* Record list *
------------------------------------------------------------------------
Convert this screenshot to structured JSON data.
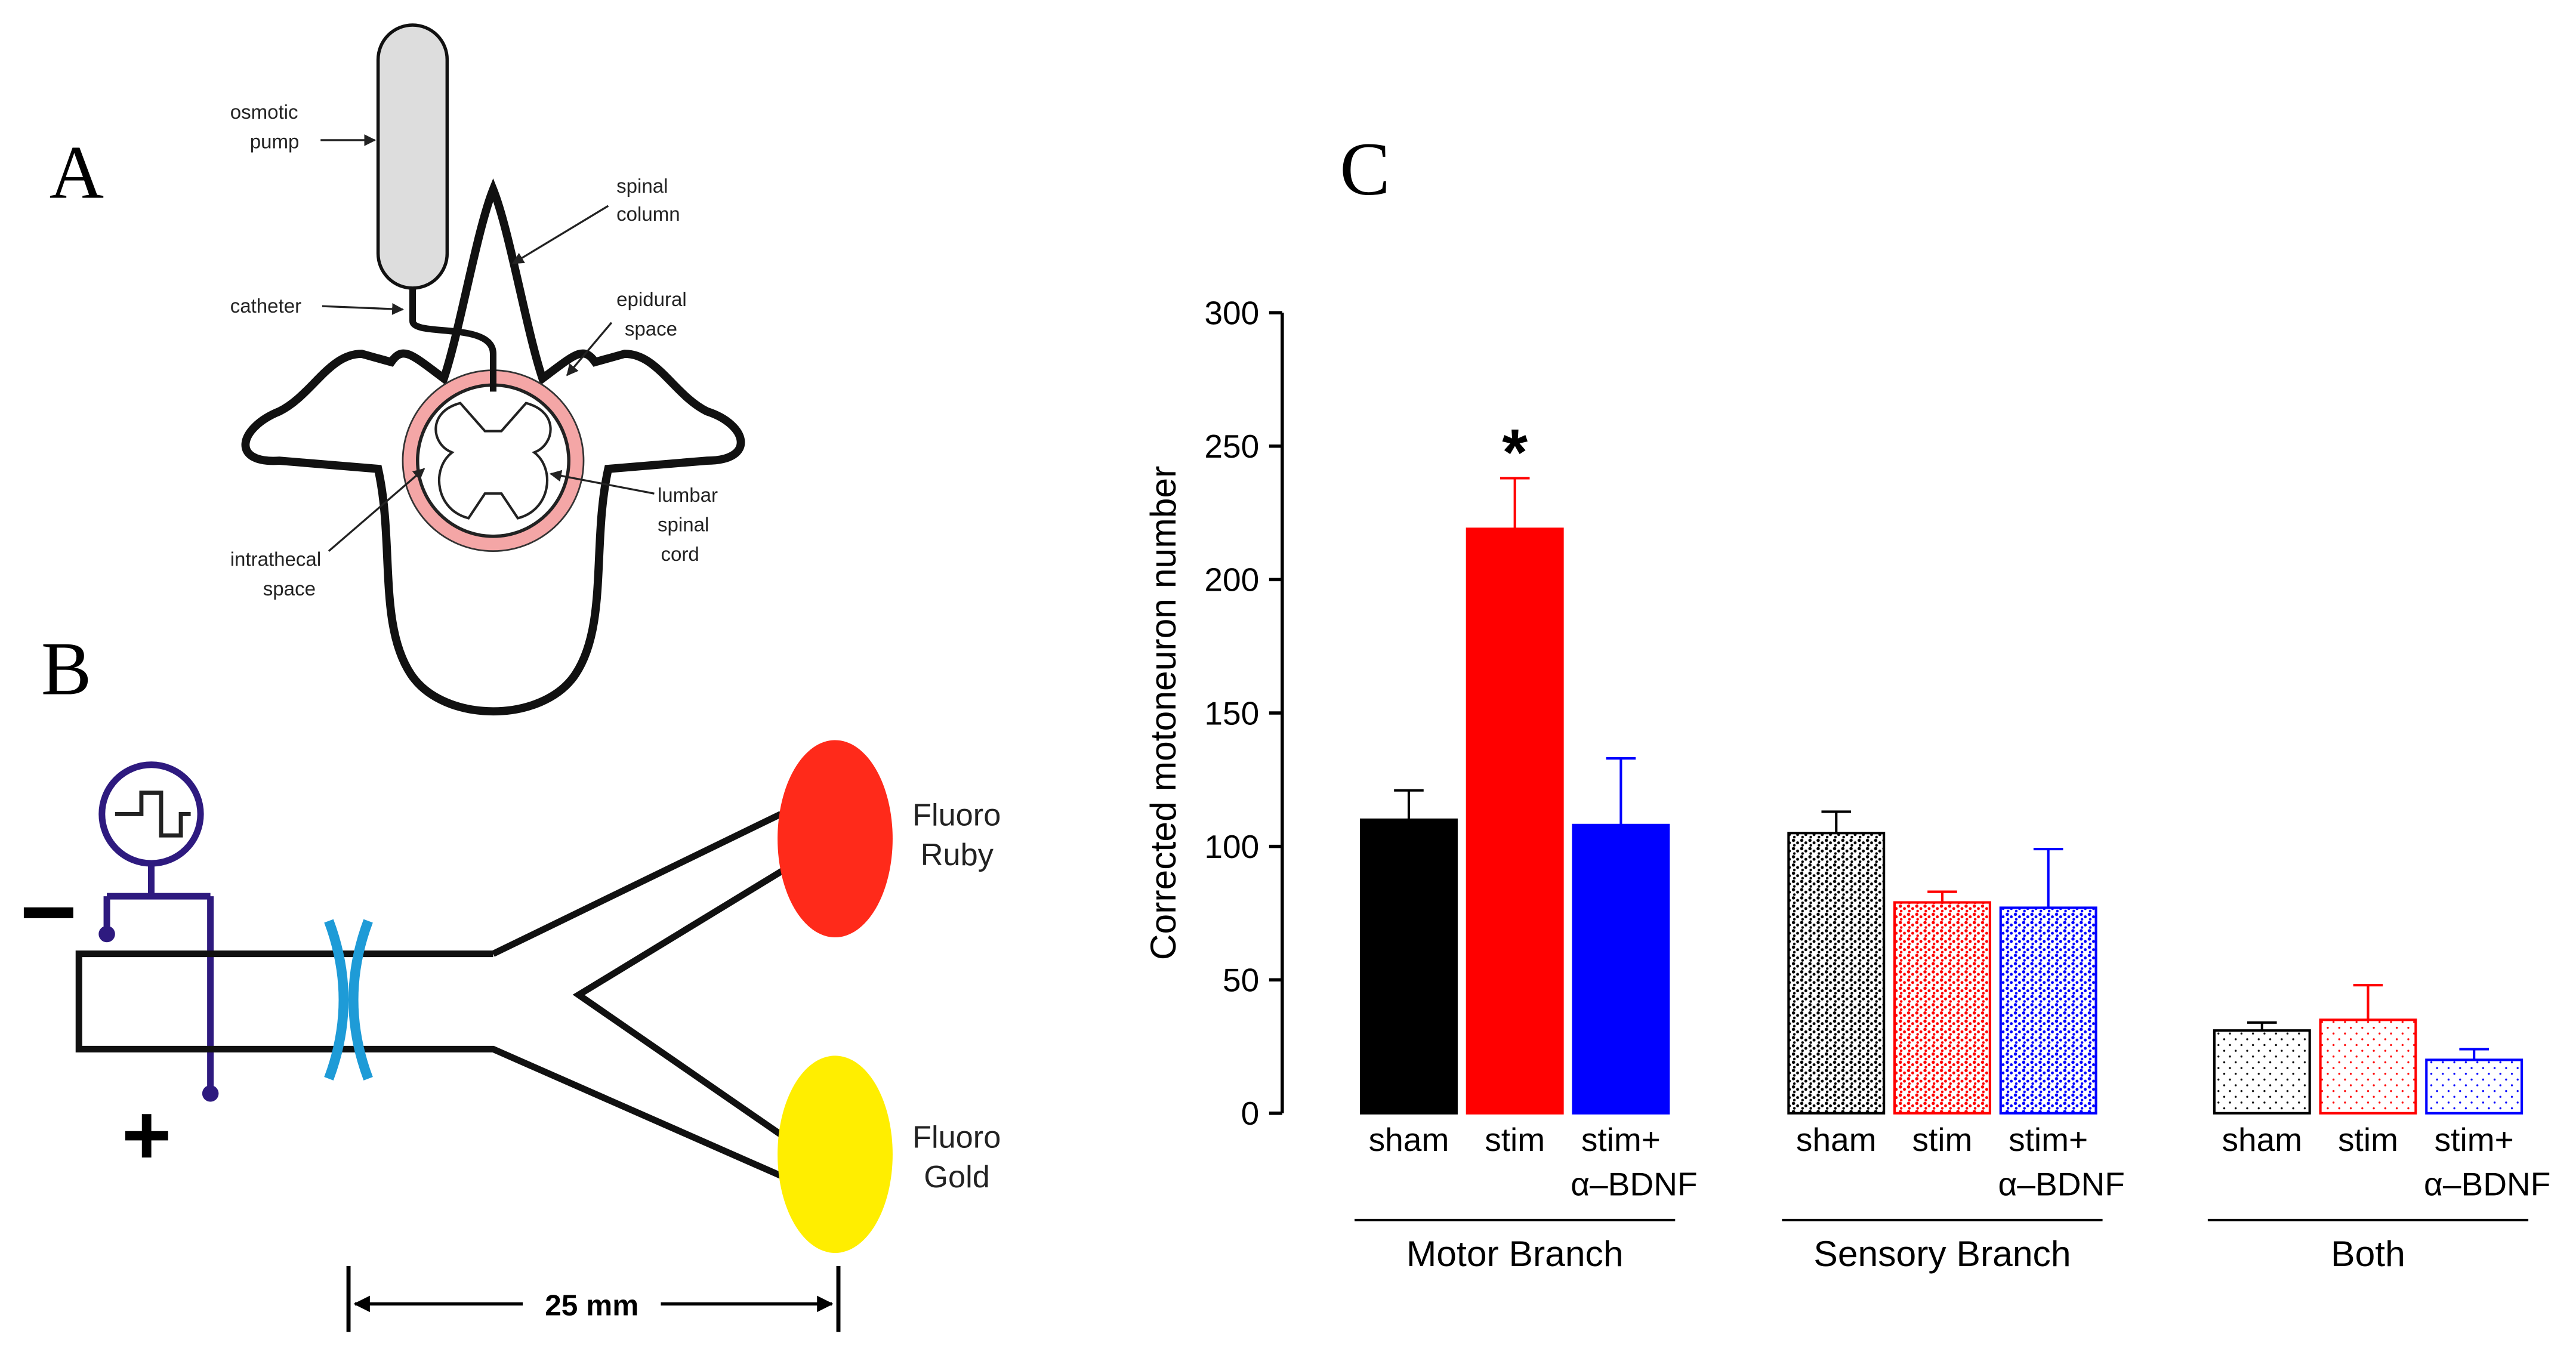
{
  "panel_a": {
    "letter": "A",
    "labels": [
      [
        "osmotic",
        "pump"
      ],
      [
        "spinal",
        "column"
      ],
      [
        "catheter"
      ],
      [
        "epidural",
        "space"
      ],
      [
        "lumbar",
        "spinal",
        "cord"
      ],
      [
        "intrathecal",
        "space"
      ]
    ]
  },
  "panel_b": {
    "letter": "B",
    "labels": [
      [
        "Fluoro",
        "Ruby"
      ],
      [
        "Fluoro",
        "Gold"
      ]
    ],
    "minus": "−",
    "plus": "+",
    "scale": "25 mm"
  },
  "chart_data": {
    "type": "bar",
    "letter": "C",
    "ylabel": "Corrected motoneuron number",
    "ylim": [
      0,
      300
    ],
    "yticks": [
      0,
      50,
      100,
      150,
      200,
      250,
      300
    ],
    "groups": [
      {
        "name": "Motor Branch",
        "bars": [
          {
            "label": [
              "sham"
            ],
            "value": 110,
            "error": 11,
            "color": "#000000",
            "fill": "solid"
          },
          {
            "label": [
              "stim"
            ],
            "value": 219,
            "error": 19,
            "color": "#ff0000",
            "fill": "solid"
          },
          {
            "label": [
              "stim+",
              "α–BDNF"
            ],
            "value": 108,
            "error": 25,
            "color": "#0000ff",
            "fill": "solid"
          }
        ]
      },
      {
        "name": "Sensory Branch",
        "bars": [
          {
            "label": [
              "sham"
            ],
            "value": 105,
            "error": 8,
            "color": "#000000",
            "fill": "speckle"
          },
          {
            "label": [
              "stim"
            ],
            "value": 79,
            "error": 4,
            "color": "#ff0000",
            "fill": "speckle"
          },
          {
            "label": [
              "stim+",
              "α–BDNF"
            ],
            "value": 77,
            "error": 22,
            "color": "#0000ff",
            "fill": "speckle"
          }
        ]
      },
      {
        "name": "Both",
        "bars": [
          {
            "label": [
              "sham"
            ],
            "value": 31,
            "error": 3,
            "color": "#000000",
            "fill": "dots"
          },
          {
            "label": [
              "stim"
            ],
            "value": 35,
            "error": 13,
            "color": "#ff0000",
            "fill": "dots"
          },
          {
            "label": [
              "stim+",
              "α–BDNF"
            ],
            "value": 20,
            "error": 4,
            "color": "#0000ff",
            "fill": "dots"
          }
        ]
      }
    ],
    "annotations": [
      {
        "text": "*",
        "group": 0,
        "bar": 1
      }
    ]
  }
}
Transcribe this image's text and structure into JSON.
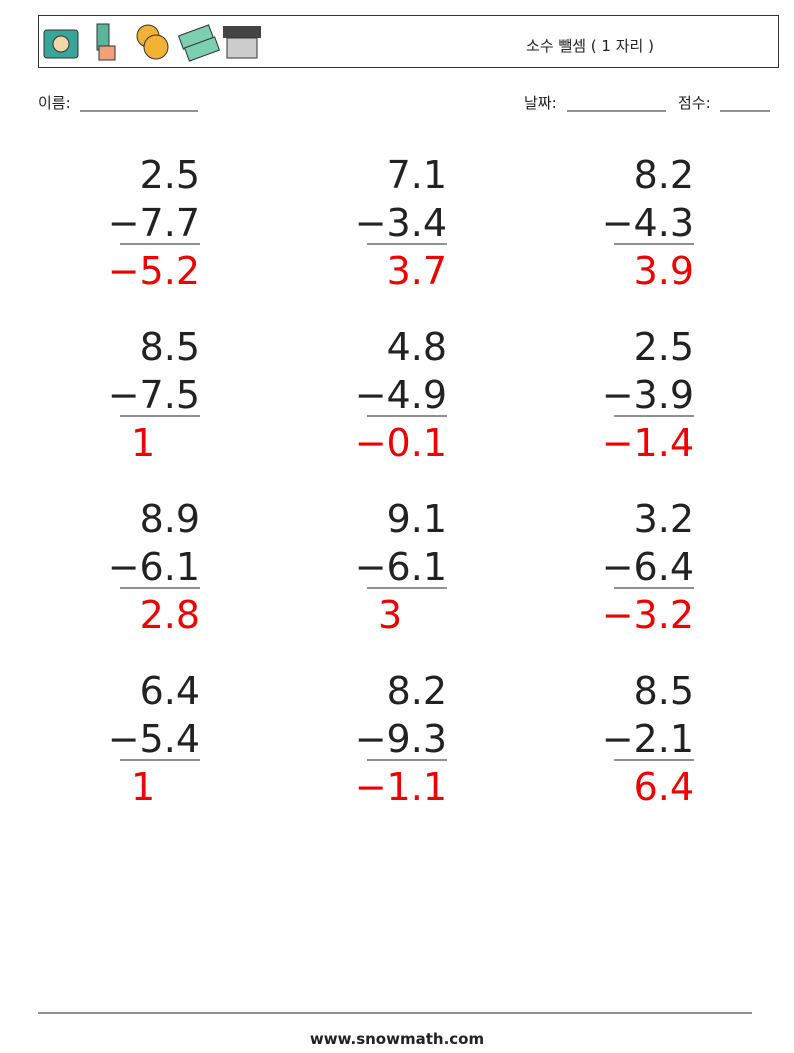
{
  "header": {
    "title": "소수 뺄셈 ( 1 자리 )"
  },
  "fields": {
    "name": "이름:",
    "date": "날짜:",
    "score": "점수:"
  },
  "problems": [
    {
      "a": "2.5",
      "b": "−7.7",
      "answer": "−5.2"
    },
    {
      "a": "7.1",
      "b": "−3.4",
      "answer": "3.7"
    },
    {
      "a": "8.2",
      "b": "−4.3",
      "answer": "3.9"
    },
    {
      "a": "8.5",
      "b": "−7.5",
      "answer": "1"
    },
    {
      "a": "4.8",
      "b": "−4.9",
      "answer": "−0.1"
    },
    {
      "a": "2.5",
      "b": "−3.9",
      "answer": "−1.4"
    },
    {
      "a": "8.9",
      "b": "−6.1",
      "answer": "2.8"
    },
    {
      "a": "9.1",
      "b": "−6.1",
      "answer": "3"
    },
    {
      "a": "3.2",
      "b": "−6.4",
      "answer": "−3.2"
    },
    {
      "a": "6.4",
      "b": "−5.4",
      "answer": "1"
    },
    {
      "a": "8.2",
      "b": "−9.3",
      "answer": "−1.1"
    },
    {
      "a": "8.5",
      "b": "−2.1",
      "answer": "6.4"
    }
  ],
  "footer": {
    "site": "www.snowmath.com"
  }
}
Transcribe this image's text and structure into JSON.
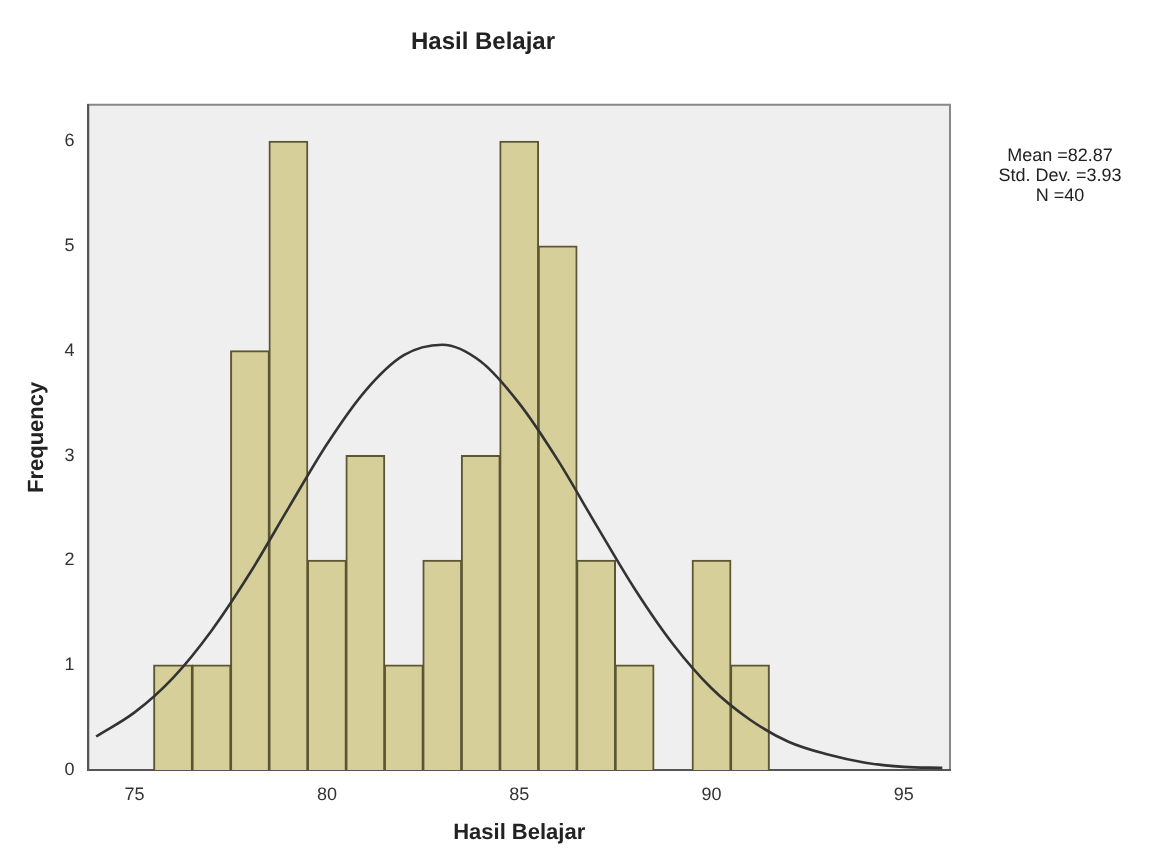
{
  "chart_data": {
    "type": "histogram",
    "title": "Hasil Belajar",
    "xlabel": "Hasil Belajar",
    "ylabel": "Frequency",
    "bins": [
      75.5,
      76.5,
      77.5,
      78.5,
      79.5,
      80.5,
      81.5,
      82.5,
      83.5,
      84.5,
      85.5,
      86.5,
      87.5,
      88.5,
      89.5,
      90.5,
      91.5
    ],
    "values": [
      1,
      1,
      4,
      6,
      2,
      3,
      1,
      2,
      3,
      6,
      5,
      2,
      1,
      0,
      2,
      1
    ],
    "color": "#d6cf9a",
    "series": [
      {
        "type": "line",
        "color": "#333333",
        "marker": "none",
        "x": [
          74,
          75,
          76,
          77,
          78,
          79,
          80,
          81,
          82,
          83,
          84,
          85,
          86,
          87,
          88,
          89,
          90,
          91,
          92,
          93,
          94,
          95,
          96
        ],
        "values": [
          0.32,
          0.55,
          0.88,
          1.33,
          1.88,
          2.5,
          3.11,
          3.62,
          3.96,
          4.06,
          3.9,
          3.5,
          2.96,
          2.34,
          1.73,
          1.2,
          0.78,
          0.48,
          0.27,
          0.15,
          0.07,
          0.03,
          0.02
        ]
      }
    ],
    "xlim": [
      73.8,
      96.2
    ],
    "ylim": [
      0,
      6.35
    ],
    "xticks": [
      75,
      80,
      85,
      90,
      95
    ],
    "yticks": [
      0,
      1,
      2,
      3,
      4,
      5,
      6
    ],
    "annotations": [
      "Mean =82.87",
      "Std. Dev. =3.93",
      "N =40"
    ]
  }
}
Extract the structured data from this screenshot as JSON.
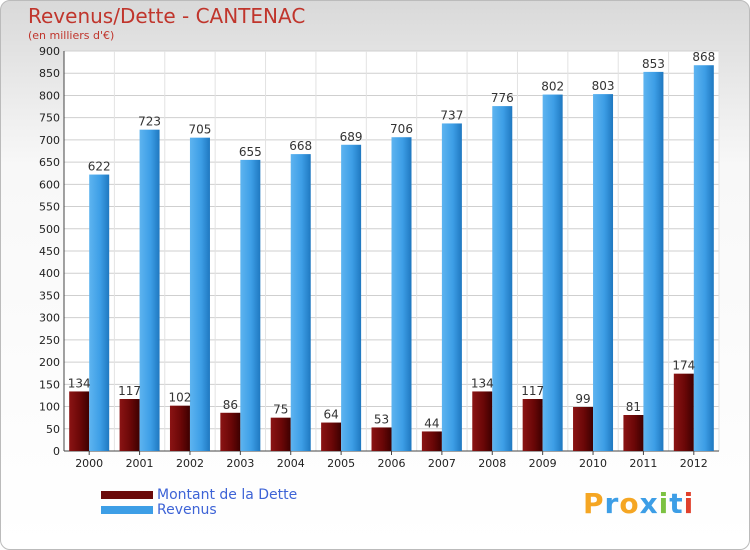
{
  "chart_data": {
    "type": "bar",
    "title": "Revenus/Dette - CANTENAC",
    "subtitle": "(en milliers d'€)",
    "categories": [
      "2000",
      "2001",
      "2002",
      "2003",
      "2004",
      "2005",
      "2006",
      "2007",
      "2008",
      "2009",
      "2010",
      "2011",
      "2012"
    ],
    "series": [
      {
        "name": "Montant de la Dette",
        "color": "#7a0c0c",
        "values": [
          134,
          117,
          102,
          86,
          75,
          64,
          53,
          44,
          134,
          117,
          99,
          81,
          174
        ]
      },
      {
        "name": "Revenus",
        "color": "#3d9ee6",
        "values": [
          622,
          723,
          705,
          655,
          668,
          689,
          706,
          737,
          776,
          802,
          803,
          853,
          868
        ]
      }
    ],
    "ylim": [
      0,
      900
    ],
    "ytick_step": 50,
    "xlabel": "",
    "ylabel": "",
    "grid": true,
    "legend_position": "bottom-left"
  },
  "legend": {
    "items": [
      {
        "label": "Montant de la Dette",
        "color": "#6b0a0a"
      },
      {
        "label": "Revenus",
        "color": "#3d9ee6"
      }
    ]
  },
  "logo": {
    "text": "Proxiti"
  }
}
------------------------------------------------------------------------
* Written task *
The records above need to be given again exactly. Omit the pictures.

* Response below *
Convert this screenshot to structured JSON data.
{
  "panel_a": {
    "letter": "A",
    "labels": [
      [
        "osmotic",
        "pump"
      ],
      [
        "spinal",
        "column"
      ],
      [
        "catheter"
      ],
      [
        "epidural",
        "space"
      ],
      [
        "lumbar",
        "spinal",
        "cord"
      ],
      [
        "intrathecal",
        "space"
      ]
    ]
  },
  "panel_b": {
    "letter": "B",
    "labels": [
      [
        "Fluoro",
        "Ruby"
      ],
      [
        "Fluoro",
        "Gold"
      ]
    ],
    "minus": "−",
    "plus": "+",
    "scale": "25 mm"
  },
  "chart_data": {
    "type": "bar",
    "letter": "C",
    "ylabel": "Corrected motoneuron number",
    "ylim": [
      0,
      300
    ],
    "yticks": [
      0,
      50,
      100,
      150,
      200,
      250,
      300
    ],
    "groups": [
      {
        "name": "Motor Branch",
        "bars": [
          {
            "label": [
              "sham"
            ],
            "value": 110,
            "error": 11,
            "color": "#000000",
            "fill": "solid"
          },
          {
            "label": [
              "stim"
            ],
            "value": 219,
            "error": 19,
            "color": "#ff0000",
            "fill": "solid"
          },
          {
            "label": [
              "stim+",
              "α–BDNF"
            ],
            "value": 108,
            "error": 25,
            "color": "#0000ff",
            "fill": "solid"
          }
        ]
      },
      {
        "name": "Sensory Branch",
        "bars": [
          {
            "label": [
              "sham"
            ],
            "value": 105,
            "error": 8,
            "color": "#000000",
            "fill": "speckle"
          },
          {
            "label": [
              "stim"
            ],
            "value": 79,
            "error": 4,
            "color": "#ff0000",
            "fill": "speckle"
          },
          {
            "label": [
              "stim+",
              "α–BDNF"
            ],
            "value": 77,
            "error": 22,
            "color": "#0000ff",
            "fill": "speckle"
          }
        ]
      },
      {
        "name": "Both",
        "bars": [
          {
            "label": [
              "sham"
            ],
            "value": 31,
            "error": 3,
            "color": "#000000",
            "fill": "dots"
          },
          {
            "label": [
              "stim"
            ],
            "value": 35,
            "error": 13,
            "color": "#ff0000",
            "fill": "dots"
          },
          {
            "label": [
              "stim+",
              "α–BDNF"
            ],
            "value": 20,
            "error": 4,
            "color": "#0000ff",
            "fill": "dots"
          }
        ]
      }
    ],
    "annotations": [
      {
        "text": "*",
        "group": 0,
        "bar": 1
      }
    ]
  }
}
Transcribe this image's text and structure into JSON.
{
  "header": {
    "title": "소수 뺄셈 ( 1 자리 )"
  },
  "fields": {
    "name": "이름:",
    "date": "날짜:",
    "score": "점수:"
  },
  "problems": [
    {
      "a": "2.5",
      "b": "−7.7",
      "answer": "−5.2"
    },
    {
      "a": "7.1",
      "b": "−3.4",
      "answer": "3.7"
    },
    {
      "a": "8.2",
      "b": "−4.3",
      "answer": "3.9"
    },
    {
      "a": "8.5",
      "b": "−7.5",
      "answer": "1"
    },
    {
      "a": "4.8",
      "b": "−4.9",
      "answer": "−0.1"
    },
    {
      "a": "2.5",
      "b": "−3.9",
      "answer": "−1.4"
    },
    {
      "a": "8.9",
      "b": "−6.1",
      "answer": "2.8"
    },
    {
      "a": "9.1",
      "b": "−6.1",
      "answer": "3"
    },
    {
      "a": "3.2",
      "b": "−6.4",
      "answer": "−3.2"
    },
    {
      "a": "6.4",
      "b": "−5.4",
      "answer": "1"
    },
    {
      "a": "8.2",
      "b": "−9.3",
      "answer": "−1.1"
    },
    {
      "a": "8.5",
      "b": "−2.1",
      "answer": "6.4"
    }
  ],
  "footer": {
    "site": "www.snowmath.com"
  }
}
Transcribe this image's text and structure into JSON.
{
  "chart_data": {
    "type": "histogram",
    "title": "Hasil Belajar",
    "xlabel": "Hasil Belajar",
    "ylabel": "Frequency",
    "bins": [
      75.5,
      76.5,
      77.5,
      78.5,
      79.5,
      80.5,
      81.5,
      82.5,
      83.5,
      84.5,
      85.5,
      86.5,
      87.5,
      88.5,
      89.5,
      90.5,
      91.5
    ],
    "values": [
      1,
      1,
      4,
      6,
      2,
      3,
      1,
      2,
      3,
      6,
      5,
      2,
      1,
      0,
      2,
      1
    ],
    "color": "#d6cf9a",
    "series": [
      {
        "type": "line",
        "color": "#333333",
        "marker": "none",
        "x": [
          74,
          75,
          76,
          77,
          78,
          79,
          80,
          81,
          82,
          83,
          84,
          85,
          86,
          87,
          88,
          89,
          90,
          91,
          92,
          93,
          94,
          95,
          96
        ],
        "values": [
          0.32,
          0.55,
          0.88,
          1.33,
          1.88,
          2.5,
          3.11,
          3.62,
          3.96,
          4.06,
          3.9,
          3.5,
          2.96,
          2.34,
          1.73,
          1.2,
          0.78,
          0.48,
          0.27,
          0.15,
          0.07,
          0.03,
          0.02
        ]
      }
    ],
    "xlim": [
      73.8,
      96.2
    ],
    "ylim": [
      0,
      6.35
    ],
    "xticks": [
      75,
      80,
      85,
      90,
      95
    ],
    "yticks": [
      0,
      1,
      2,
      3,
      4,
      5,
      6
    ],
    "annotations": [
      "Mean =82.87",
      "Std. Dev. =3.93",
      "N =40"
    ]
  }
}
Extract the structured data from this screenshot as JSON.
{
  "chart_data": {
    "type": "bar",
    "title": "Revenus/Dette - CANTENAC",
    "subtitle": "(en milliers d'€)",
    "categories": [
      "2000",
      "2001",
      "2002",
      "2003",
      "2004",
      "2005",
      "2006",
      "2007",
      "2008",
      "2009",
      "2010",
      "2011",
      "2012"
    ],
    "series": [
      {
        "name": "Montant de la Dette",
        "color": "#7a0c0c",
        "values": [
          134,
          117,
          102,
          86,
          75,
          64,
          53,
          44,
          134,
          117,
          99,
          81,
          174
        ]
      },
      {
        "name": "Revenus",
        "color": "#3d9ee6",
        "values": [
          622,
          723,
          705,
          655,
          668,
          689,
          706,
          737,
          776,
          802,
          803,
          853,
          868
        ]
      }
    ],
    "ylim": [
      0,
      900
    ],
    "ytick_step": 50,
    "xlabel": "",
    "ylabel": "",
    "grid": true,
    "legend_position": "bottom-left"
  },
  "legend": {
    "items": [
      {
        "label": "Montant de la Dette",
        "color": "#6b0a0a"
      },
      {
        "label": "Revenus",
        "color": "#3d9ee6"
      }
    ]
  },
  "logo": {
    "text": "Proxiti"
  }
}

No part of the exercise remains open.